# Brief
Locate the line containing "Parse this chart and return its data as JSON." in the data below. Reproduce it and every following line up to the end, exactly as given.
━━━━━ Stored data
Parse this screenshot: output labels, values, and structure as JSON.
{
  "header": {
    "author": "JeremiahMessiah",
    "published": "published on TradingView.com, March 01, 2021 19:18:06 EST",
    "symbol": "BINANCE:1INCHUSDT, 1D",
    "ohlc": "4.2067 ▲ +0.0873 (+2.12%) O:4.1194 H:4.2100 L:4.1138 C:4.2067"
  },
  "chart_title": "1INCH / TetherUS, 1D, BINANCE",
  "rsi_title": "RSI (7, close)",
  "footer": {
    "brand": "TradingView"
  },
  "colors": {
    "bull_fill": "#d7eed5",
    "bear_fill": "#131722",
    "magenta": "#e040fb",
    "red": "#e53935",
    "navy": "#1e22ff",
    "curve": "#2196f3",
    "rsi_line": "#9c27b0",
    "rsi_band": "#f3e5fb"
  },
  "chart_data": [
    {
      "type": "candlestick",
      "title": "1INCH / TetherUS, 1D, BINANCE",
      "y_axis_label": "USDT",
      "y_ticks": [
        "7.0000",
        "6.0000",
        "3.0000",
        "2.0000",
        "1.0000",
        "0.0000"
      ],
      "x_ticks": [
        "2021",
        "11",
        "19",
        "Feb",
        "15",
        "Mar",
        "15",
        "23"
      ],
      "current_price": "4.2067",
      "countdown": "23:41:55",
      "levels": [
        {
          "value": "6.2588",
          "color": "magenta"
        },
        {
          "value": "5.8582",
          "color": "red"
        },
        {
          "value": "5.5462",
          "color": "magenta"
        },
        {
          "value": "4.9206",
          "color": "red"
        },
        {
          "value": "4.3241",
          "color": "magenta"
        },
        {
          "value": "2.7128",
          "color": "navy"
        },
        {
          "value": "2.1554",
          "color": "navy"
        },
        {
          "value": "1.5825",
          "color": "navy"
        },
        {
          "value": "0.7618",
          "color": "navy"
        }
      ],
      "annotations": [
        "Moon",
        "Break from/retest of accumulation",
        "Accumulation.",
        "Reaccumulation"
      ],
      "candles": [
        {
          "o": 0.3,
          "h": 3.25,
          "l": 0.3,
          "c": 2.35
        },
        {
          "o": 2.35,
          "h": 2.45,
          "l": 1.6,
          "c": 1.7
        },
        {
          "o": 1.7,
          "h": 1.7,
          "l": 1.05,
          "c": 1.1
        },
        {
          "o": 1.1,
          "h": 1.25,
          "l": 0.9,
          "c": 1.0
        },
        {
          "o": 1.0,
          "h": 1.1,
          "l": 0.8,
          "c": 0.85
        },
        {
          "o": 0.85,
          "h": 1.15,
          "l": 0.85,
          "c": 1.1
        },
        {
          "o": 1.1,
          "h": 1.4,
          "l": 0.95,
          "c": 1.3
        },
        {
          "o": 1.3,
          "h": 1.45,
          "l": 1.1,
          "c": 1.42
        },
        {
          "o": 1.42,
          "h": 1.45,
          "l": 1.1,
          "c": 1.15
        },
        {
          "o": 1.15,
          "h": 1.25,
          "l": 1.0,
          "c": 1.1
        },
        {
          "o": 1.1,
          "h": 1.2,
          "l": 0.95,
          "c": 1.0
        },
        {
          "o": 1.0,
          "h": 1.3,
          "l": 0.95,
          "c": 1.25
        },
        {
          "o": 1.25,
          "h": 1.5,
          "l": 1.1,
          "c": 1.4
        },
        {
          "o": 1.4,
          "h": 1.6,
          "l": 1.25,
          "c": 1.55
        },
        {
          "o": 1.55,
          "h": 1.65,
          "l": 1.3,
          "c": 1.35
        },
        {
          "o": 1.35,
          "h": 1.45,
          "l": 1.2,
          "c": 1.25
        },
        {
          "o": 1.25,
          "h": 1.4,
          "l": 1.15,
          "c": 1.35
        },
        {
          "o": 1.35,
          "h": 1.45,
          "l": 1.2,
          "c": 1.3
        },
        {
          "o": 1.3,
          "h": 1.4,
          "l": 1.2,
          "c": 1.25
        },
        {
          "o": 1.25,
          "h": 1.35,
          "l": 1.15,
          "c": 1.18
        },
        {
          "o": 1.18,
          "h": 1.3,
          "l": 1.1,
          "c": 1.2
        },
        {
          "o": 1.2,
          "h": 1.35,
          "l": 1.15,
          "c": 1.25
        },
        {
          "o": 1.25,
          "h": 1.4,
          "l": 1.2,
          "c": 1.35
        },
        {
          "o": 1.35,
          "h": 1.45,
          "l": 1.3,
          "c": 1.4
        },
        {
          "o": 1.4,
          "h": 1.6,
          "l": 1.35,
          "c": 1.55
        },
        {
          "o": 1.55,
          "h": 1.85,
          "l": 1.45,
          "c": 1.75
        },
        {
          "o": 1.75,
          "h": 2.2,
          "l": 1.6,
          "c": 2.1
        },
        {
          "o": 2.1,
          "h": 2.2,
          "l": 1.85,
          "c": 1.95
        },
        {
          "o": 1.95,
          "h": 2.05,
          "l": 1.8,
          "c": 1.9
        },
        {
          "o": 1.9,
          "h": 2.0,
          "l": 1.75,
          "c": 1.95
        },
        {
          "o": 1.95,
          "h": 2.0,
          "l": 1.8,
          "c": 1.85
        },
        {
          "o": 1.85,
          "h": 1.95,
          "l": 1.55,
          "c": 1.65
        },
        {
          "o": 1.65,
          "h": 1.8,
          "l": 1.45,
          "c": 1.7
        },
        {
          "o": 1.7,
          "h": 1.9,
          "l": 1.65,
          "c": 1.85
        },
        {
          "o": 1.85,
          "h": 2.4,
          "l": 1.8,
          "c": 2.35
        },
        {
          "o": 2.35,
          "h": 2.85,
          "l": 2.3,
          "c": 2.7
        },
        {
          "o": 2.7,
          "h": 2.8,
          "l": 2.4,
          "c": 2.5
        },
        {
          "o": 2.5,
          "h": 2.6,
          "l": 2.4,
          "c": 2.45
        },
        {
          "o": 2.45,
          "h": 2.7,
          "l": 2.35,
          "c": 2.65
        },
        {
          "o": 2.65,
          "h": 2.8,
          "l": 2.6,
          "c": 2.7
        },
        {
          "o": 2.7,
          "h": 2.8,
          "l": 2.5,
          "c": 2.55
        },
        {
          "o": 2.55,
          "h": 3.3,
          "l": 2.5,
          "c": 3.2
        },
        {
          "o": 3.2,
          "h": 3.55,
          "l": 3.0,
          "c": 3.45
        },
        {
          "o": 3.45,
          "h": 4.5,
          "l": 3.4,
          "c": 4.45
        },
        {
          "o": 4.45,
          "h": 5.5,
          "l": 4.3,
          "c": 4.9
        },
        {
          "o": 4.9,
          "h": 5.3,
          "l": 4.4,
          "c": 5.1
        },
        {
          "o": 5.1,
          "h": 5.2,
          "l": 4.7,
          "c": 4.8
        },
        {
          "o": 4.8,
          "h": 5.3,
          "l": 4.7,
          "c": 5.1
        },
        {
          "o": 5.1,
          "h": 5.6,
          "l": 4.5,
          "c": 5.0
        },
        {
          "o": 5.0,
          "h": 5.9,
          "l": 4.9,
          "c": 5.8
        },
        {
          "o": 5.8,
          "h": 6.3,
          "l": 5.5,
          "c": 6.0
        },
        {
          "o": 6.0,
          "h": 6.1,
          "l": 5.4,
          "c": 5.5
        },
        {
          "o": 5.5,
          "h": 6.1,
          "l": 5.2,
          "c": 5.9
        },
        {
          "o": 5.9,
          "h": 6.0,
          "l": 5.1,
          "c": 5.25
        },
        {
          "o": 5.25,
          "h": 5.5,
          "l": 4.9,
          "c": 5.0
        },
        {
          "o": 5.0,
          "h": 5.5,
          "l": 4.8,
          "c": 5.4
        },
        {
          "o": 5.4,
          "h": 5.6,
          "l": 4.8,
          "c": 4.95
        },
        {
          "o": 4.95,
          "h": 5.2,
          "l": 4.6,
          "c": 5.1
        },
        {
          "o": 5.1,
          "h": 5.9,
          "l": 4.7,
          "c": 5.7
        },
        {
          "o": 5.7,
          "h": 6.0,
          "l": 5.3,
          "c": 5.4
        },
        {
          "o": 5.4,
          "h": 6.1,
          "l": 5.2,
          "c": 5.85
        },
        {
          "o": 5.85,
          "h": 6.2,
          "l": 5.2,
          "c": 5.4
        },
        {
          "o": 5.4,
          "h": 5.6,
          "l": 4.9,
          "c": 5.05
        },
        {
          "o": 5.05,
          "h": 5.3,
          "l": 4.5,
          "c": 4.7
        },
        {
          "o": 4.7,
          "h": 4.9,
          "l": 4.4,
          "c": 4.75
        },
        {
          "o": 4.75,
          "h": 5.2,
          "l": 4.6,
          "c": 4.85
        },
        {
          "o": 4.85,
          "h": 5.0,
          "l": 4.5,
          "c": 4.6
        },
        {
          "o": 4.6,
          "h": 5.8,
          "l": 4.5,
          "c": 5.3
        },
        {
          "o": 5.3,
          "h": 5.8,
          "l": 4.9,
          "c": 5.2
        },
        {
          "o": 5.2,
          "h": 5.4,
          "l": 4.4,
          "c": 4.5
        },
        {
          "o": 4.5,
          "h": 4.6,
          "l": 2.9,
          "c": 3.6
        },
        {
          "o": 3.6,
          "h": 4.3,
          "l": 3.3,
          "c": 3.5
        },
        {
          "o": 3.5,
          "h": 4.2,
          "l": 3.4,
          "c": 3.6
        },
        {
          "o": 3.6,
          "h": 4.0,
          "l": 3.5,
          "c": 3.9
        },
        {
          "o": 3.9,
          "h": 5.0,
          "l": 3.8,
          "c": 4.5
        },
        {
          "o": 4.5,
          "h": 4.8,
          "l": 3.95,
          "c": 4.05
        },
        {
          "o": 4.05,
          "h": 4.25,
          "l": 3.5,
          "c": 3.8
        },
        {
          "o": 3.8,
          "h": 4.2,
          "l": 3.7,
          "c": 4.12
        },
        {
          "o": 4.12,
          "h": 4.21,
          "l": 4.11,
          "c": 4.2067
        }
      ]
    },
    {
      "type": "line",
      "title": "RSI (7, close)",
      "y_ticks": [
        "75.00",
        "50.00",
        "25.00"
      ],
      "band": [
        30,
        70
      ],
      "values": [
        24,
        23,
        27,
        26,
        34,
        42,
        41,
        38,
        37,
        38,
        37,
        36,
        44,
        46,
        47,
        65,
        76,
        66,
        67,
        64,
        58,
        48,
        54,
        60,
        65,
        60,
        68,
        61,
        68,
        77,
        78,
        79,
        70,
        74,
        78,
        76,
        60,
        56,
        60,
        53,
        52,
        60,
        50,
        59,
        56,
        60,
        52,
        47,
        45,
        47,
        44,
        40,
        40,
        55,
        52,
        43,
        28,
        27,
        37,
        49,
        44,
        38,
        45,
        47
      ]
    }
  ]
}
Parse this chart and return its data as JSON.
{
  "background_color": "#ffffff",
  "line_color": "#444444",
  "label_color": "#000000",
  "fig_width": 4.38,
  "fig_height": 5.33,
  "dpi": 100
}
━━━━━━━━━━
# Exercise answer
Parse this chart and return its data as JSON.
{
  "background_color": "#ffffff",
  "line_color": "#444444",
  "label_color": "#000000",
  "fig_width": 4.38,
  "fig_height": 5.33,
  "dpi": 100
}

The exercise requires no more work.